ENTRIES SUPPLIED:

#####

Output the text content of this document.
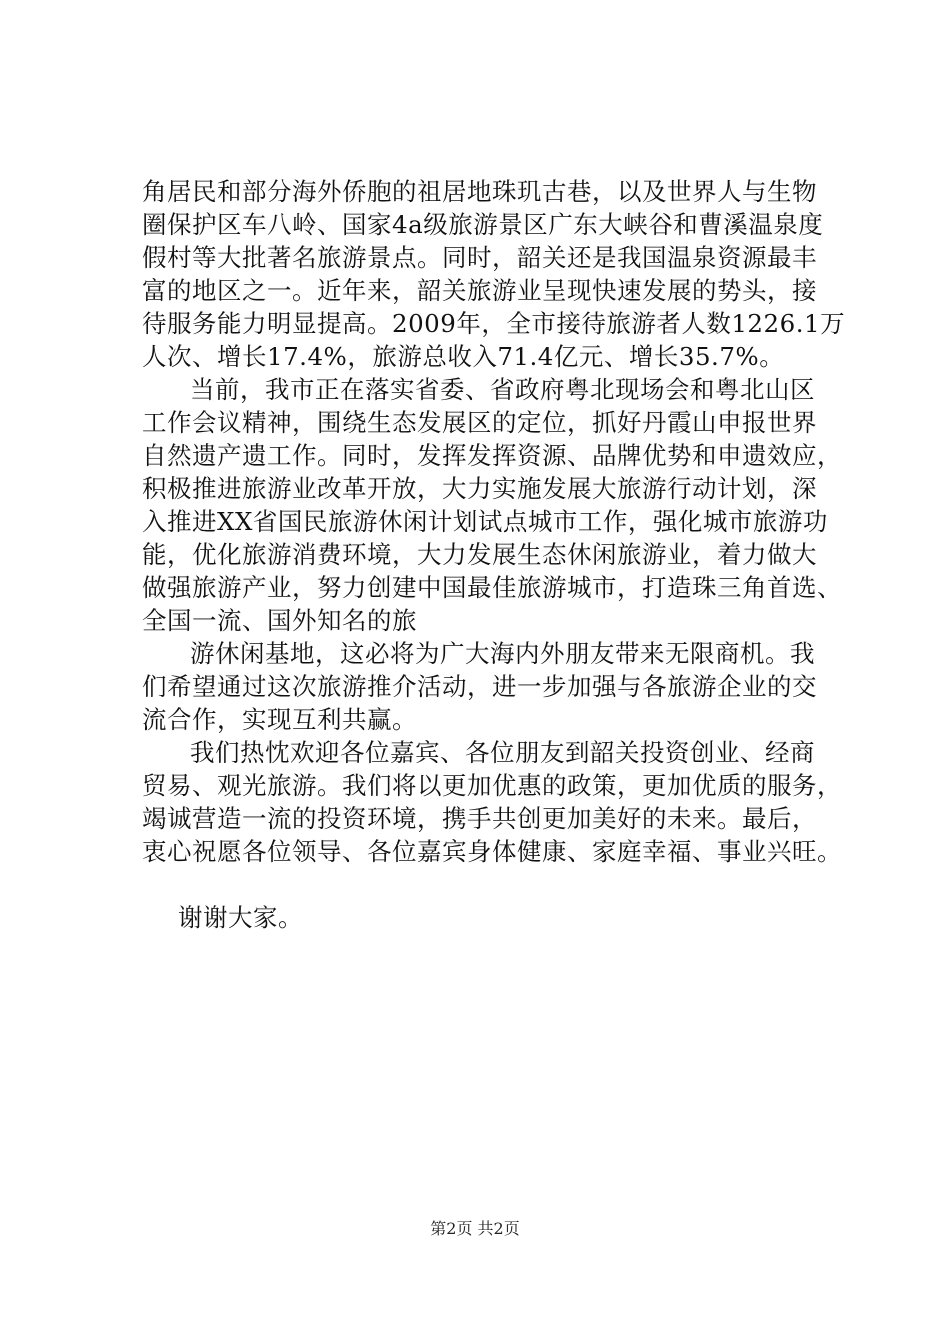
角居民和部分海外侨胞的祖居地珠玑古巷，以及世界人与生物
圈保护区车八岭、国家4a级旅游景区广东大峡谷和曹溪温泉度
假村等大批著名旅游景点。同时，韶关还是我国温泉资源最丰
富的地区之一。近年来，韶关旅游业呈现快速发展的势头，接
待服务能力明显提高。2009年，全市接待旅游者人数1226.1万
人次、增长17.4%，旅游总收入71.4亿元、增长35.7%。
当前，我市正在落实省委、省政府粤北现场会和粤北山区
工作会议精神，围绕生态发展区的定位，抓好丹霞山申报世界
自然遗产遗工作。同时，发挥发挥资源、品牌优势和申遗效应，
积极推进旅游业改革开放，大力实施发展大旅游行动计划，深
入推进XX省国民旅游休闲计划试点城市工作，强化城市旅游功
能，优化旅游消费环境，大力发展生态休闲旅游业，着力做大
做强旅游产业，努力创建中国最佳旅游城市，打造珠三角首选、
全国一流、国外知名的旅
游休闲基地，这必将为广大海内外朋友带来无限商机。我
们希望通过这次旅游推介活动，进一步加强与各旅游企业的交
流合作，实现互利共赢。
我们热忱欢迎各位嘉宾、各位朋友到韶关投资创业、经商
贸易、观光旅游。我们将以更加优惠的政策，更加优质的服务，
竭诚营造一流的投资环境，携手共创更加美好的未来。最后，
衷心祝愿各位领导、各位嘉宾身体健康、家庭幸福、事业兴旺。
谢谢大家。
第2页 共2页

#####

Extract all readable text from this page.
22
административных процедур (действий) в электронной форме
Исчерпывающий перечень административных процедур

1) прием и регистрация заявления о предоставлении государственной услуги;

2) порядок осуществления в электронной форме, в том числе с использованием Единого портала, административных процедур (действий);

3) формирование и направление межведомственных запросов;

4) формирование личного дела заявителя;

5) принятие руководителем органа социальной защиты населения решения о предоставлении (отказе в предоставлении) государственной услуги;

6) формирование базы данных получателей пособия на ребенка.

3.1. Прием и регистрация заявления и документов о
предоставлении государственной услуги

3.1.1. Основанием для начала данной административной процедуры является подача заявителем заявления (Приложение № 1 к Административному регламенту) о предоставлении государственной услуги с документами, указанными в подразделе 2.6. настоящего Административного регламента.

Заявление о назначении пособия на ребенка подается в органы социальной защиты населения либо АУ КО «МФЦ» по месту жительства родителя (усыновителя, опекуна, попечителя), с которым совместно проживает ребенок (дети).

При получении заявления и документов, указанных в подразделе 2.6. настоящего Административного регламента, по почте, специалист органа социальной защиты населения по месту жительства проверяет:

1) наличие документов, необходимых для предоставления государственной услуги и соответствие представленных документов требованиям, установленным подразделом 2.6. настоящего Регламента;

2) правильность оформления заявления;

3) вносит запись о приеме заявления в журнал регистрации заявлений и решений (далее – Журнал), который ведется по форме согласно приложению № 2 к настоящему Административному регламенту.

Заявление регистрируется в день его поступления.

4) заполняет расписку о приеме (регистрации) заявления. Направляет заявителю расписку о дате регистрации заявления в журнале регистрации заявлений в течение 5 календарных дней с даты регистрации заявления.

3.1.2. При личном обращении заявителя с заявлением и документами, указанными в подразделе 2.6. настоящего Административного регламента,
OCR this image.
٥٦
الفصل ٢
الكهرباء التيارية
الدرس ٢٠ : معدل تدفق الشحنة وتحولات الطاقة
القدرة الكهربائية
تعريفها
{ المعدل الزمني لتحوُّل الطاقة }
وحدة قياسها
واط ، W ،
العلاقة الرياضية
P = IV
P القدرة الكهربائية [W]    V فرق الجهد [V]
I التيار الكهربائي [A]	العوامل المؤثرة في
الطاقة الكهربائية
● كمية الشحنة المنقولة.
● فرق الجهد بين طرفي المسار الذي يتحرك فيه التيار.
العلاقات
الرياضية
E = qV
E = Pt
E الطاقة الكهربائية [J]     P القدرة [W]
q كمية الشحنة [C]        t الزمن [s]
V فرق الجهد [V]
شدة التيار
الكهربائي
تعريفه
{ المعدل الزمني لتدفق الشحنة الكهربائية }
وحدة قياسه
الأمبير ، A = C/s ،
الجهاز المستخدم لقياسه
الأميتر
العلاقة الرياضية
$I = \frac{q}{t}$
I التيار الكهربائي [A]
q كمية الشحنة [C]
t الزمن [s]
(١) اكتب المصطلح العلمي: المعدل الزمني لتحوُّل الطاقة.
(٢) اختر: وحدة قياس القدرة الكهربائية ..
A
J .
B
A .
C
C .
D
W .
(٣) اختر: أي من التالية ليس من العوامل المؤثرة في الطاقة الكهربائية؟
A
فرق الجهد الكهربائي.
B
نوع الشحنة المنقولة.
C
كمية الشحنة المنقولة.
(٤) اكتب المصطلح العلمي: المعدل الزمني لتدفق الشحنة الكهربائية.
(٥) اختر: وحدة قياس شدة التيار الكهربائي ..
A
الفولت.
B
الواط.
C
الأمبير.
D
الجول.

#####

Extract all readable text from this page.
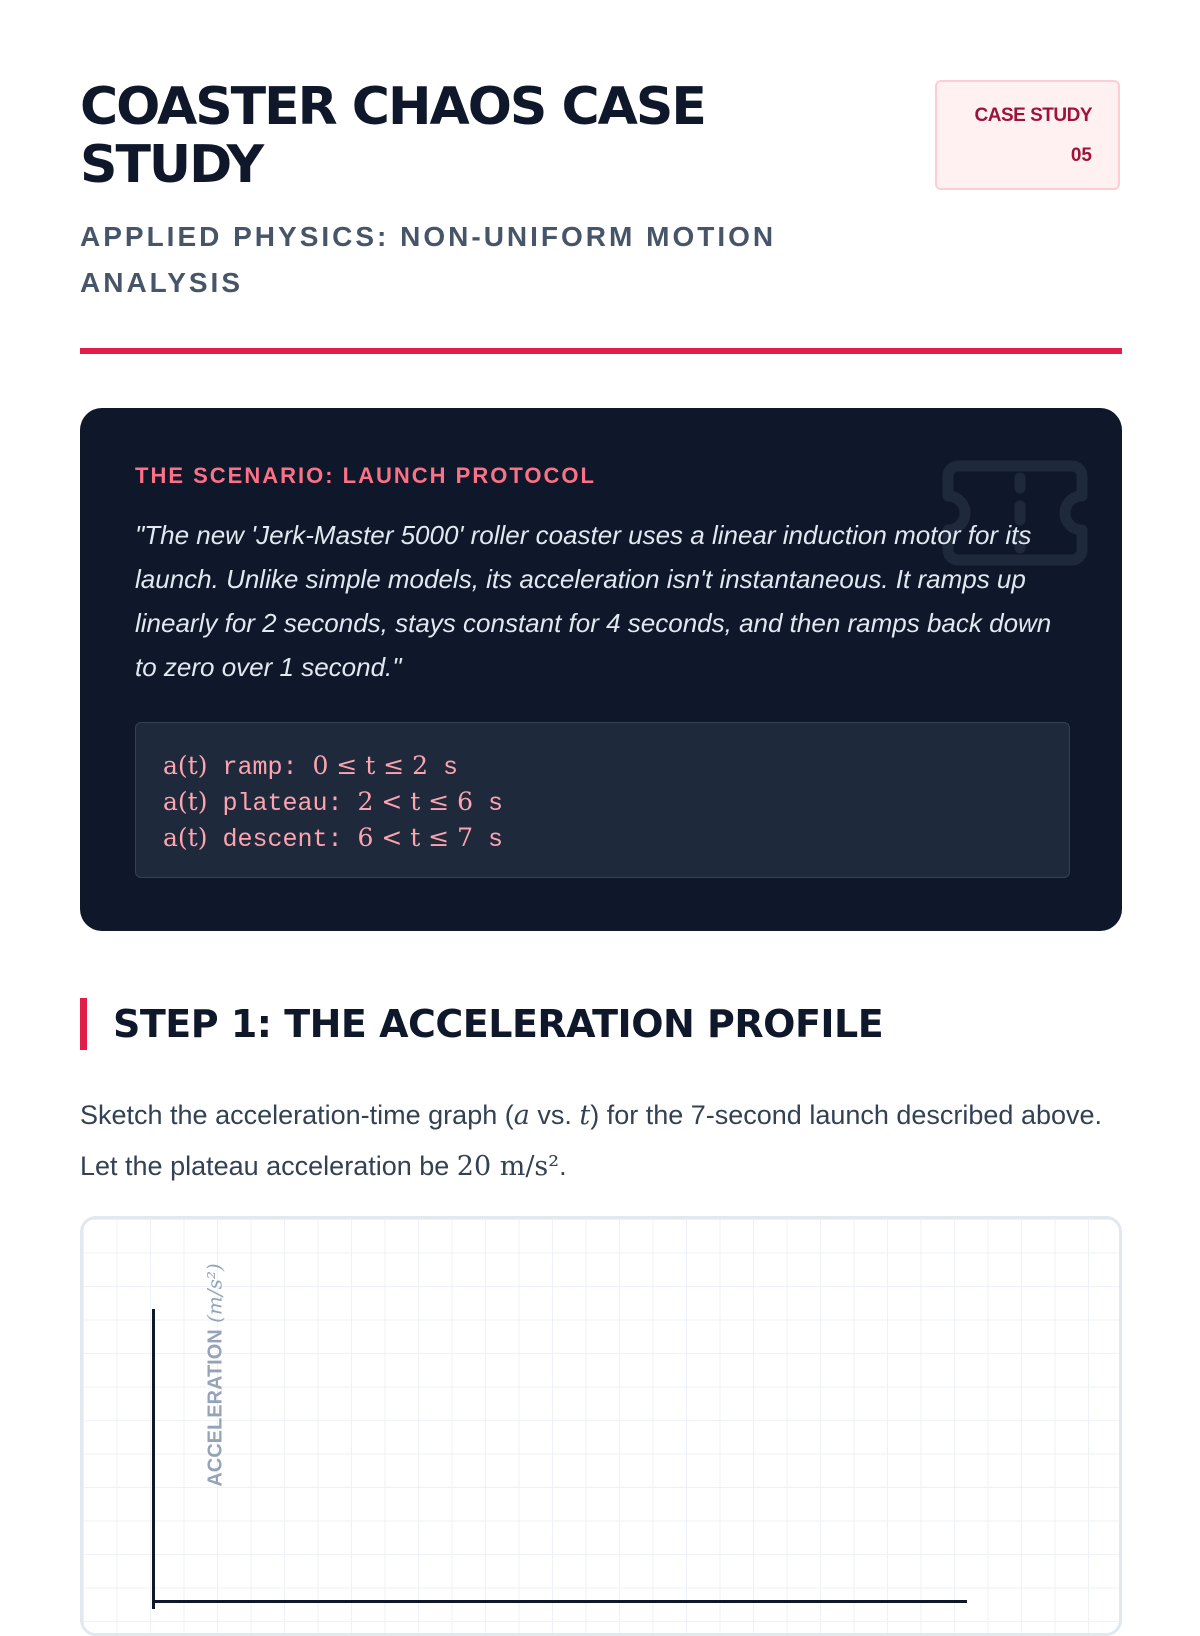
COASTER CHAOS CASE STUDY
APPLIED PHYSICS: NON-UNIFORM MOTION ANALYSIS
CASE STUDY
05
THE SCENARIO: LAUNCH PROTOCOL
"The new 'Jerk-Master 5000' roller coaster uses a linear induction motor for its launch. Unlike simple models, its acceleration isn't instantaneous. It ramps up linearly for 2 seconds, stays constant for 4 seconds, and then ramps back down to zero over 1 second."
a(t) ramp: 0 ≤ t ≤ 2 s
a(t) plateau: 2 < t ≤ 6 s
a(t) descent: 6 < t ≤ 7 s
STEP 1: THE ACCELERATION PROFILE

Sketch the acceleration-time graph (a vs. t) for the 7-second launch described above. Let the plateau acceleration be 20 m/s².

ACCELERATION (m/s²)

#####

From the material above, gather all lines that include the string "second" and copy them.

"The new 'Jerk-Master 5000' roller coaster uses a linear induction motor for its launch. Unlike simple models, its acceleration isn't instantaneous. It ramps up linearly for 2 seconds, stays constant for 4 seconds, and then ramps back down to zero over 1 second."
Sketch the acceleration-time graph (a vs. t) for the 7-second launch described above. Let the plateau acceleration be 20 m/s².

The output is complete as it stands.